▶ _WHAT YOU HAVE TO DO_: Look below for the line containing "Type out the text in this image.". Output it and each remaining line of the entries exactly, and nothing else.

▶ _RECORDS FOR PROCESSING_:
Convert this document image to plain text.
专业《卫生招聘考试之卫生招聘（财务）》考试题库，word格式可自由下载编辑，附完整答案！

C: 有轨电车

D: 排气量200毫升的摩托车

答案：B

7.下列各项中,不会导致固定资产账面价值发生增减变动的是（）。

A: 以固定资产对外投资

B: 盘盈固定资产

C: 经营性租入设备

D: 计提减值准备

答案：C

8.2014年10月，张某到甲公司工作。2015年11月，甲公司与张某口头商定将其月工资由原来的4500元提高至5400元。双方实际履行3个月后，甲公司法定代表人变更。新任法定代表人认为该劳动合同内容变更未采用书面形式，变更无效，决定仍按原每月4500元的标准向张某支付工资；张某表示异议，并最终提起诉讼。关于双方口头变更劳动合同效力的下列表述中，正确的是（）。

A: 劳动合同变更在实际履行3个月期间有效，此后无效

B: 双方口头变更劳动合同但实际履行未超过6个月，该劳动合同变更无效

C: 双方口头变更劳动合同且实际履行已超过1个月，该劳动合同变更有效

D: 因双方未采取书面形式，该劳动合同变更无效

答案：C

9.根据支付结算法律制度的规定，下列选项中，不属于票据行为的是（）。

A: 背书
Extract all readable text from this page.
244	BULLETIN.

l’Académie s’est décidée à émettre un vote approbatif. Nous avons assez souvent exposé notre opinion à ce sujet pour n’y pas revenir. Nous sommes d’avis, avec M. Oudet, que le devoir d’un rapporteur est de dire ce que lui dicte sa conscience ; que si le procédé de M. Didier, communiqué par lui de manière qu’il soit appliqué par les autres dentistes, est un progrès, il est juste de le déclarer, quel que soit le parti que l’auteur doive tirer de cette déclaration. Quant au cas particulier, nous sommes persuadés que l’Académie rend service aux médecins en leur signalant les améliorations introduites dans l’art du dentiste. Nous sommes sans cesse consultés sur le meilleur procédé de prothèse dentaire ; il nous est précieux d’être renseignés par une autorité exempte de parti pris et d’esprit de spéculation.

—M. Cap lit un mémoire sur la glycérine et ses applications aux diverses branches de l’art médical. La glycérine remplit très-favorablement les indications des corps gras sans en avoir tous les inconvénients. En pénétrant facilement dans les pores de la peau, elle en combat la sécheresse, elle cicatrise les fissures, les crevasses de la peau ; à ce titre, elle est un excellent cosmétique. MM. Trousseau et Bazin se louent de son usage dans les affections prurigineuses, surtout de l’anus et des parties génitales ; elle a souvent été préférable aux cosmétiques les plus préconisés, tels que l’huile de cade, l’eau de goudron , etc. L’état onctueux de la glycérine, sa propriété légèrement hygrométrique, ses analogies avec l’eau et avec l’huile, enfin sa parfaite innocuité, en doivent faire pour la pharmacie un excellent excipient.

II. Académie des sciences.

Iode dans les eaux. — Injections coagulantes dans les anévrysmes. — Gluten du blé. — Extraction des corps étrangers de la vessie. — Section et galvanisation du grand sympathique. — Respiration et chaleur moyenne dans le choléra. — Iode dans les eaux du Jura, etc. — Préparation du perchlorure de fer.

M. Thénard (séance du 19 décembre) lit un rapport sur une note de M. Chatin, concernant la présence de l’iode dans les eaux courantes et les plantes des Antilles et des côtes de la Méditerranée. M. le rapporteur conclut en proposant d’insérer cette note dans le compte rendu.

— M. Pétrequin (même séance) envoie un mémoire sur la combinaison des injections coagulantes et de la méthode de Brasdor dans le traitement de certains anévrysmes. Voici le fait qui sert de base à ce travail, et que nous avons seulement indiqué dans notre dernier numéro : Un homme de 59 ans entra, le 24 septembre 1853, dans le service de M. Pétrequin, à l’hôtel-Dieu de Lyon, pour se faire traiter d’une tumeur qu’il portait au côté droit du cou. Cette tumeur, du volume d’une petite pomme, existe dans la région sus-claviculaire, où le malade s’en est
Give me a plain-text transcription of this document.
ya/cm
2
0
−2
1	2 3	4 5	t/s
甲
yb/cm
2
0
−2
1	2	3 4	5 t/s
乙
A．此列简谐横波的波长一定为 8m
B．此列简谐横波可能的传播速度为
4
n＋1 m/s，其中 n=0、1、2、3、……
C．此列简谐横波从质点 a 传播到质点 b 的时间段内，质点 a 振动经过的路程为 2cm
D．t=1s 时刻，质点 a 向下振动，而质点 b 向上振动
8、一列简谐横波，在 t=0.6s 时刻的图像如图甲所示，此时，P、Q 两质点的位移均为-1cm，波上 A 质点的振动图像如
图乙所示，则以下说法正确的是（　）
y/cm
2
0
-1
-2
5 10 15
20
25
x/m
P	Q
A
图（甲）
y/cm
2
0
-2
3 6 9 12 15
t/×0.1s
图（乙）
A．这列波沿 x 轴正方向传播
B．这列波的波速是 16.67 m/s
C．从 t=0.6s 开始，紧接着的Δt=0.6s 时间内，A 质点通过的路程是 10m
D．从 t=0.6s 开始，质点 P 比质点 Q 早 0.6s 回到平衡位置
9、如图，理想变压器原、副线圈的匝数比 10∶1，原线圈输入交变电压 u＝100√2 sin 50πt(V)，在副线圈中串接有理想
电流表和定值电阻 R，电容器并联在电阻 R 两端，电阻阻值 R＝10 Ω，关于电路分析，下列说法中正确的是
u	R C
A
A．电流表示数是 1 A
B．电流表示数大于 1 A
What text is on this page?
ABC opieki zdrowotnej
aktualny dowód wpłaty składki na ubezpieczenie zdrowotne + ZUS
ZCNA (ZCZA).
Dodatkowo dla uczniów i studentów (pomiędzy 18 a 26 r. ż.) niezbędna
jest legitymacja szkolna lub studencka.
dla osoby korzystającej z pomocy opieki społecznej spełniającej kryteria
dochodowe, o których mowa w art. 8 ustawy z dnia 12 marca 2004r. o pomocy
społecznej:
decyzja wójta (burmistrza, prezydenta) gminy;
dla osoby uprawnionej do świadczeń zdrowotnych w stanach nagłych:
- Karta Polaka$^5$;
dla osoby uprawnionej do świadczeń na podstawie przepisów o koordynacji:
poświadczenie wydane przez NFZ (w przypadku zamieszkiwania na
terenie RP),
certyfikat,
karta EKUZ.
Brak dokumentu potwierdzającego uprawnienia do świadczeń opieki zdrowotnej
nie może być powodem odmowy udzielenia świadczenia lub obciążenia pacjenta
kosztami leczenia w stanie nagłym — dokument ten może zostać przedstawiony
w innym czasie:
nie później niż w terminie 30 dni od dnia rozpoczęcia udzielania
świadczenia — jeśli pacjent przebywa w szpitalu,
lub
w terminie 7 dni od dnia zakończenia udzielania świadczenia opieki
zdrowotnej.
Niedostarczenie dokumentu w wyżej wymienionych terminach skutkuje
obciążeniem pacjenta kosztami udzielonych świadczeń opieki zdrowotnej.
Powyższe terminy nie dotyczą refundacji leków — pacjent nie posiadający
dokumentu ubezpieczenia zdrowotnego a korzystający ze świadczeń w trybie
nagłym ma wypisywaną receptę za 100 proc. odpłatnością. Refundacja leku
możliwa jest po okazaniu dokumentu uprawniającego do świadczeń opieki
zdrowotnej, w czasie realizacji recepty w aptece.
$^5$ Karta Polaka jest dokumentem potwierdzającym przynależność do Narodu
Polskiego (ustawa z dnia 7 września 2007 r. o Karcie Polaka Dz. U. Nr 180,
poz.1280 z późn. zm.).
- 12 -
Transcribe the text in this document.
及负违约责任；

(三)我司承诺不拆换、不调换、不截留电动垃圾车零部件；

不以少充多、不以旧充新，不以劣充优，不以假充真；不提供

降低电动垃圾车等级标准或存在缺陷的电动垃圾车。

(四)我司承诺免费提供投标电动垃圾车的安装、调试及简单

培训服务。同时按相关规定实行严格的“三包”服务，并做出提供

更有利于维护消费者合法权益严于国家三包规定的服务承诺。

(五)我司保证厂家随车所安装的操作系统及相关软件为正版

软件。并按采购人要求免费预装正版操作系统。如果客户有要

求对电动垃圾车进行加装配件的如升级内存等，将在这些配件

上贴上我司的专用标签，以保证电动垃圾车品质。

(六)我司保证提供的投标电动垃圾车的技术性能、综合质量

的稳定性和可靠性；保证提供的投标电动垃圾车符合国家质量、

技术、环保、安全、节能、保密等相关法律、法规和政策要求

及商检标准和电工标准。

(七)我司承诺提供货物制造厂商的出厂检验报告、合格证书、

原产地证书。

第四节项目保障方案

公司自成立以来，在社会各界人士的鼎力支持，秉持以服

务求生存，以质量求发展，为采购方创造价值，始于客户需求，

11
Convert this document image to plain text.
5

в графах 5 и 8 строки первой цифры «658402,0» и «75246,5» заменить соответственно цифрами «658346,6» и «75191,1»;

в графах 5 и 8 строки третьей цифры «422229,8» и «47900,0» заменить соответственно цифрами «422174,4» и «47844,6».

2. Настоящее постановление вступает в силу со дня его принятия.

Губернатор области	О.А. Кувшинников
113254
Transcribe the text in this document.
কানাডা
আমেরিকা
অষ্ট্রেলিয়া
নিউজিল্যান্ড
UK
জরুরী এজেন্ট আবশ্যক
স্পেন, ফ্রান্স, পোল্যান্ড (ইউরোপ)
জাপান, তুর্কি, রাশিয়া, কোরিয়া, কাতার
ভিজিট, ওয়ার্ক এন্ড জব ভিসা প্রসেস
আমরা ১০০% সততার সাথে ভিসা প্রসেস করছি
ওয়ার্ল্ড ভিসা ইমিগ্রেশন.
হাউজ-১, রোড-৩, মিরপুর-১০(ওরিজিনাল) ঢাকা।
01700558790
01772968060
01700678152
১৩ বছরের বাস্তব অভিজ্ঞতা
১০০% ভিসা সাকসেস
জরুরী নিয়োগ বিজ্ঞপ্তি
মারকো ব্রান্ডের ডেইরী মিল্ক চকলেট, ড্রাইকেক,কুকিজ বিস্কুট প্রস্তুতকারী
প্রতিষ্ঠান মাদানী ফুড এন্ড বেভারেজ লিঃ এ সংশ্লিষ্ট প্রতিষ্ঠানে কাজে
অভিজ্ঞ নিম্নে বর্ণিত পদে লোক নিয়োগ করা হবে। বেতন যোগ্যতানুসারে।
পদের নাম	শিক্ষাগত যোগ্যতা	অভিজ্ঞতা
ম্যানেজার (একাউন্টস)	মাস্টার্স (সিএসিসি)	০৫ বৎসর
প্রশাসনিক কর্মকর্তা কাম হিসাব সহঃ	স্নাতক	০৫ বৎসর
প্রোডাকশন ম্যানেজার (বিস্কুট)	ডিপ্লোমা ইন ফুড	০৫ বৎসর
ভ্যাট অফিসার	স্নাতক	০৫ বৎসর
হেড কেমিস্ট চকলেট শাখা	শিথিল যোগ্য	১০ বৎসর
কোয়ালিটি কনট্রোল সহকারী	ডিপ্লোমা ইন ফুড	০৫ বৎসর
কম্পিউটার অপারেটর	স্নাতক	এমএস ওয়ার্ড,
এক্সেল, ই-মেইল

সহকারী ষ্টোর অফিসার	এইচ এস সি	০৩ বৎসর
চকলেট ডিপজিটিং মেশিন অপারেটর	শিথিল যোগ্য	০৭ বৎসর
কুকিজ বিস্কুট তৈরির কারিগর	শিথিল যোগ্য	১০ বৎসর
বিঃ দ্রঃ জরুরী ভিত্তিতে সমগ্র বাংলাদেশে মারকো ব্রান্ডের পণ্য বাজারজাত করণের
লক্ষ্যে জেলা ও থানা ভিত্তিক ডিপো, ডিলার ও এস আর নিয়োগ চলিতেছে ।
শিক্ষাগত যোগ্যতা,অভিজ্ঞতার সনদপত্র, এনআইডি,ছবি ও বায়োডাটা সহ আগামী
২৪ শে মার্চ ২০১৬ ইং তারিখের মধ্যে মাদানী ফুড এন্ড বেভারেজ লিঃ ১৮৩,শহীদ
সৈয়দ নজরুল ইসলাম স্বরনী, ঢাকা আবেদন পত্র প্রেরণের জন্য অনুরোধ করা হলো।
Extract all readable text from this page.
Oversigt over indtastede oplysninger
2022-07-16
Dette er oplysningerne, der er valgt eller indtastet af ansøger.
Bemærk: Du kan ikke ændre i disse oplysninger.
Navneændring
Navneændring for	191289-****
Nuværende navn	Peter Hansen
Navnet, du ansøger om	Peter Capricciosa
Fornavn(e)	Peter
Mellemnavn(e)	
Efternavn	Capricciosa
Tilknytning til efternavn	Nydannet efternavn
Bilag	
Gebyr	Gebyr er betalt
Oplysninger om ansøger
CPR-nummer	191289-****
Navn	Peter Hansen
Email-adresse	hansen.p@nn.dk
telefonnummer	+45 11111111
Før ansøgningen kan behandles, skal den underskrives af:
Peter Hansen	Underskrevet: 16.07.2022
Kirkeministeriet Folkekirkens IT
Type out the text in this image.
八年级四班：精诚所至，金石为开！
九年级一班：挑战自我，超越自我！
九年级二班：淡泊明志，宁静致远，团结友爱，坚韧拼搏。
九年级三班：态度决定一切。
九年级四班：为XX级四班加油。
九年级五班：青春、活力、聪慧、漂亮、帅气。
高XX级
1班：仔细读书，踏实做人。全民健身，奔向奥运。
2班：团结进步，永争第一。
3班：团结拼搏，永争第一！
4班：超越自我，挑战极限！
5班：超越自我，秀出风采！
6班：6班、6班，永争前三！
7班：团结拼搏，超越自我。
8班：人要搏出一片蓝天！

▶ _THE ANSWER_:
Type out the text in this image.
八年级四班：精诚所至，金石为开！
九年级一班：挑战自我，超越自我！
九年级二班：淡泊明志，宁静致远，团结友爱，坚韧拼搏。
九年级三班：态度决定一切。
九年级四班：为XX级四班加油。
九年级五班：青春、活力、聪慧、漂亮、帅气。
高XX级
1班：仔细读书，踏实做人。全民健身，奔向奥运。
2班：团结进步，永争第一。
3班：团结拼搏，永争第一！
4班：超越自我，挑战极限！
5班：超越自我，秀出风采！
6班：6班、6班，永争前三！
7班：团结拼搏，超越自我。
8班：人要搏出一片蓝天！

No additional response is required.